## [DO THIS]
Only the pictures stay out; every record is to be quoted exactly.

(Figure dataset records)

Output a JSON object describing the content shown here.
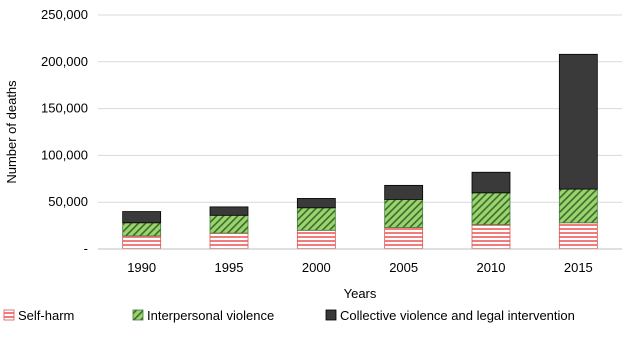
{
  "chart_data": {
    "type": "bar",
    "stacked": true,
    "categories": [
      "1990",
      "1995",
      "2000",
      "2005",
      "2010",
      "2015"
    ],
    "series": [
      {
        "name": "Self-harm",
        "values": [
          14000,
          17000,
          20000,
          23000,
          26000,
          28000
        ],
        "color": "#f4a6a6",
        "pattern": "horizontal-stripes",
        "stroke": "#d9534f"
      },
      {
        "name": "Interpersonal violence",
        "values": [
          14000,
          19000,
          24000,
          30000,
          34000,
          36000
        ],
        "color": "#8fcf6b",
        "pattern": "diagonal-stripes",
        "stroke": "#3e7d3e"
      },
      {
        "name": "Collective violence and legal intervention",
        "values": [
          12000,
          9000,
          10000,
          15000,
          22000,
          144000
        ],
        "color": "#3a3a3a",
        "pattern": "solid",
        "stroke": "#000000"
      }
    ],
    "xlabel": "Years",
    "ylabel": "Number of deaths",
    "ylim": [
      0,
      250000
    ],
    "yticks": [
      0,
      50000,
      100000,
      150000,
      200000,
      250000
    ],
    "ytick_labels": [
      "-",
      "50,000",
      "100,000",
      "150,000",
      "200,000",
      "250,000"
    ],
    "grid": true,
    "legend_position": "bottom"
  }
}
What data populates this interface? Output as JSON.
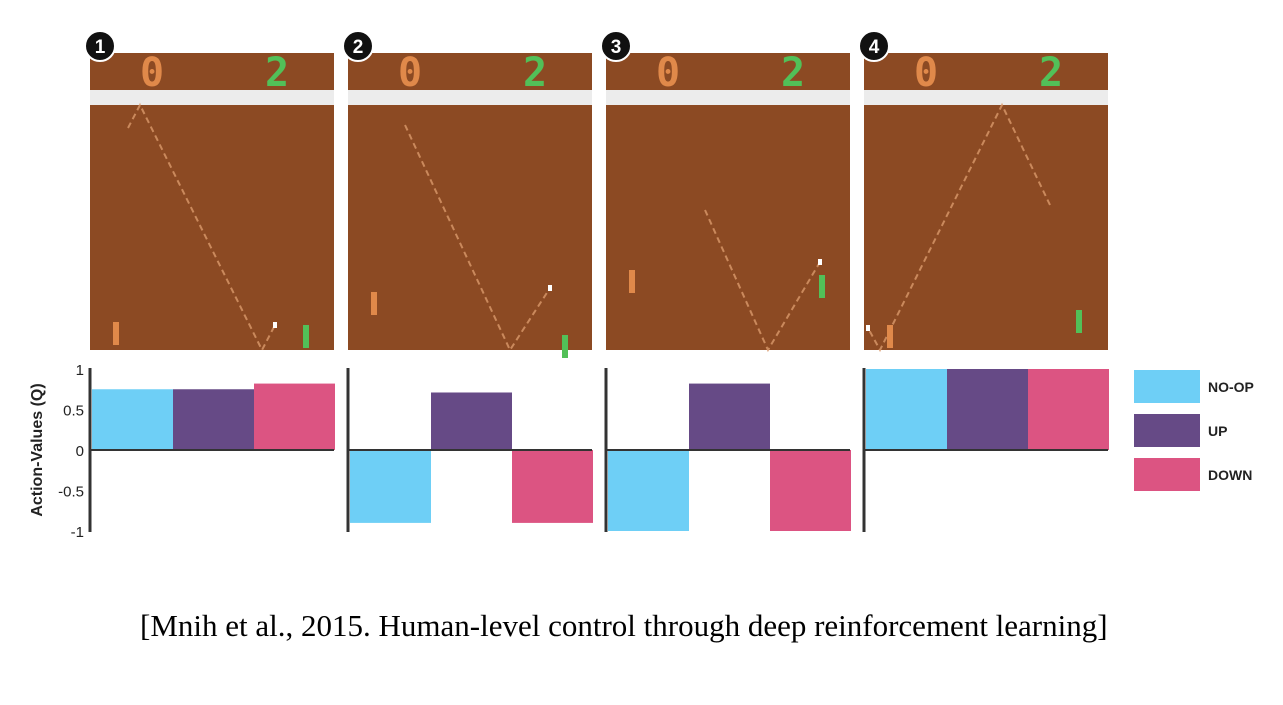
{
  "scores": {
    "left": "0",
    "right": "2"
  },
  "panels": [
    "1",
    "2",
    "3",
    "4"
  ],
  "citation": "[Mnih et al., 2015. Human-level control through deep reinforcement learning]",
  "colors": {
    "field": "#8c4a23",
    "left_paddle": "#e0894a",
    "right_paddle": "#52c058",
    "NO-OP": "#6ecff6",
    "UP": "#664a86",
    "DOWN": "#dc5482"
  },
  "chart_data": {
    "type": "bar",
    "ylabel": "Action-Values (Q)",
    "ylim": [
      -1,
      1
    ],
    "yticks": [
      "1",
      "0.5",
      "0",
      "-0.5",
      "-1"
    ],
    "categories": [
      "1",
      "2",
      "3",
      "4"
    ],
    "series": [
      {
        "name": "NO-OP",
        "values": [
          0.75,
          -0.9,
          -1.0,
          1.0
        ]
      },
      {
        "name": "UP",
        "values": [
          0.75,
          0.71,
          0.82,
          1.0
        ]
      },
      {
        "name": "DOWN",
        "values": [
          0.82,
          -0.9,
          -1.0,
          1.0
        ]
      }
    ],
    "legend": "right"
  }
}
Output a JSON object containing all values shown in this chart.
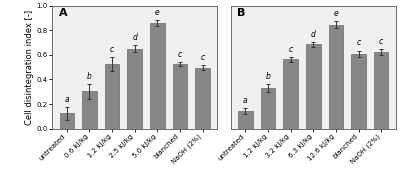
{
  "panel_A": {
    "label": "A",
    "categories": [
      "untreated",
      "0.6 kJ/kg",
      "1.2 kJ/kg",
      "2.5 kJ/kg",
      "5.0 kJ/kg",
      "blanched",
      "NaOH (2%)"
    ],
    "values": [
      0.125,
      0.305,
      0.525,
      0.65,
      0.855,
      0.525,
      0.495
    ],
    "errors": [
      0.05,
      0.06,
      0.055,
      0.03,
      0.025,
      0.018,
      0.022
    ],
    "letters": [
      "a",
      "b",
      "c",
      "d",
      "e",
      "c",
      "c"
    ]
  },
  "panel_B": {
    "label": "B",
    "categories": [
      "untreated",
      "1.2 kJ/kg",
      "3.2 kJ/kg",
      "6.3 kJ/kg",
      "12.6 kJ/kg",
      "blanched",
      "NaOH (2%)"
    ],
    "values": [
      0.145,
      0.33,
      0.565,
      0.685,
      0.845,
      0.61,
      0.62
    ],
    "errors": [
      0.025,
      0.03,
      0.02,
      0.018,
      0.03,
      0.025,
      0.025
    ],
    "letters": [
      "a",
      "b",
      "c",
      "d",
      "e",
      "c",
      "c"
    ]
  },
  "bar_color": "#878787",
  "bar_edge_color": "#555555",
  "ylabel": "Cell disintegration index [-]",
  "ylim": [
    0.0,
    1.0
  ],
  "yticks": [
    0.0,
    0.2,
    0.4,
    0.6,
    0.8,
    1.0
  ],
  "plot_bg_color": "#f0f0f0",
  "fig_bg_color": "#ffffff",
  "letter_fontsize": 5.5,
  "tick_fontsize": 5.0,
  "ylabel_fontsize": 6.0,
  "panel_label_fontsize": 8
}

## [TASK SOLUTION]
Output a JSON object describing the content shown here.
{
  "chart_data": {
    "type": "bar",
    "stacked": true,
    "categories": [
      "1990",
      "1995",
      "2000",
      "2005",
      "2010",
      "2015"
    ],
    "series": [
      {
        "name": "Self-harm",
        "values": [
          14000,
          17000,
          20000,
          23000,
          26000,
          28000
        ],
        "color": "#f4a6a6",
        "pattern": "horizontal-stripes",
        "stroke": "#d9534f"
      },
      {
        "name": "Interpersonal violence",
        "values": [
          14000,
          19000,
          24000,
          30000,
          34000,
          36000
        ],
        "color": "#8fcf6b",
        "pattern": "diagonal-stripes",
        "stroke": "#3e7d3e"
      },
      {
        "name": "Collective violence and legal intervention",
        "values": [
          12000,
          9000,
          10000,
          15000,
          22000,
          144000
        ],
        "color": "#3a3a3a",
        "pattern": "solid",
        "stroke": "#000000"
      }
    ],
    "xlabel": "Years",
    "ylabel": "Number of deaths",
    "ylim": [
      0,
      250000
    ],
    "yticks": [
      0,
      50000,
      100000,
      150000,
      200000,
      250000
    ],
    "ytick_labels": [
      "-",
      "50,000",
      "100,000",
      "150,000",
      "200,000",
      "250,000"
    ],
    "grid": true,
    "legend_position": "bottom"
  }
}
What data populates this interface? Output as JSON.
{
  "scores": {
    "left": "0",
    "right": "2"
  },
  "panels": [
    "1",
    "2",
    "3",
    "4"
  ],
  "citation": "[Mnih et al., 2015. Human-level control through deep reinforcement learning]",
  "colors": {
    "field": "#8c4a23",
    "left_paddle": "#e0894a",
    "right_paddle": "#52c058",
    "NO-OP": "#6ecff6",
    "UP": "#664a86",
    "DOWN": "#dc5482"
  },
  "chart_data": {
    "type": "bar",
    "ylabel": "Action-Values (Q)",
    "ylim": [
      -1,
      1
    ],
    "yticks": [
      "1",
      "0.5",
      "0",
      "-0.5",
      "-1"
    ],
    "categories": [
      "1",
      "2",
      "3",
      "4"
    ],
    "series": [
      {
        "name": "NO-OP",
        "values": [
          0.75,
          -0.9,
          -1.0,
          1.0
        ]
      },
      {
        "name": "UP",
        "values": [
          0.75,
          0.71,
          0.82,
          1.0
        ]
      },
      {
        "name": "DOWN",
        "values": [
          0.82,
          -0.9,
          -1.0,
          1.0
        ]
      }
    ],
    "legend": "right"
  }
}
Output a JSON object containing all values shown in this chart.
{
  "panel_A": {
    "label": "A",
    "categories": [
      "untreated",
      "0.6 kJ/kg",
      "1.2 kJ/kg",
      "2.5 kJ/kg",
      "5.0 kJ/kg",
      "blanched",
      "NaOH (2%)"
    ],
    "values": [
      0.125,
      0.305,
      0.525,
      0.65,
      0.855,
      0.525,
      0.495
    ],
    "errors": [
      0.05,
      0.06,
      0.055,
      0.03,
      0.025,
      0.018,
      0.022
    ],
    "letters": [
      "a",
      "b",
      "c",
      "d",
      "e",
      "c",
      "c"
    ]
  },
  "panel_B": {
    "label": "B",
    "categories": [
      "untreated",
      "1.2 kJ/kg",
      "3.2 kJ/kg",
      "6.3 kJ/kg",
      "12.6 kJ/kg",
      "blanched",
      "NaOH (2%)"
    ],
    "values": [
      0.145,
      0.33,
      0.565,
      0.685,
      0.845,
      0.61,
      0.62
    ],
    "errors": [
      0.025,
      0.03,
      0.02,
      0.018,
      0.03,
      0.025,
      0.025
    ],
    "letters": [
      "a",
      "b",
      "c",
      "d",
      "e",
      "c",
      "c"
    ]
  },
  "bar_color": "#878787",
  "bar_edge_color": "#555555",
  "ylabel": "Cell disintegration index [-]",
  "ylim": [
    0.0,
    1.0
  ],
  "yticks": [
    0.0,
    0.2,
    0.4,
    0.6,
    0.8,
    1.0
  ],
  "plot_bg_color": "#f0f0f0",
  "fig_bg_color": "#ffffff",
  "letter_fontsize": 5.5,
  "tick_fontsize": 5.0,
  "ylabel_fontsize": 6.0,
  "panel_label_fontsize": 8
}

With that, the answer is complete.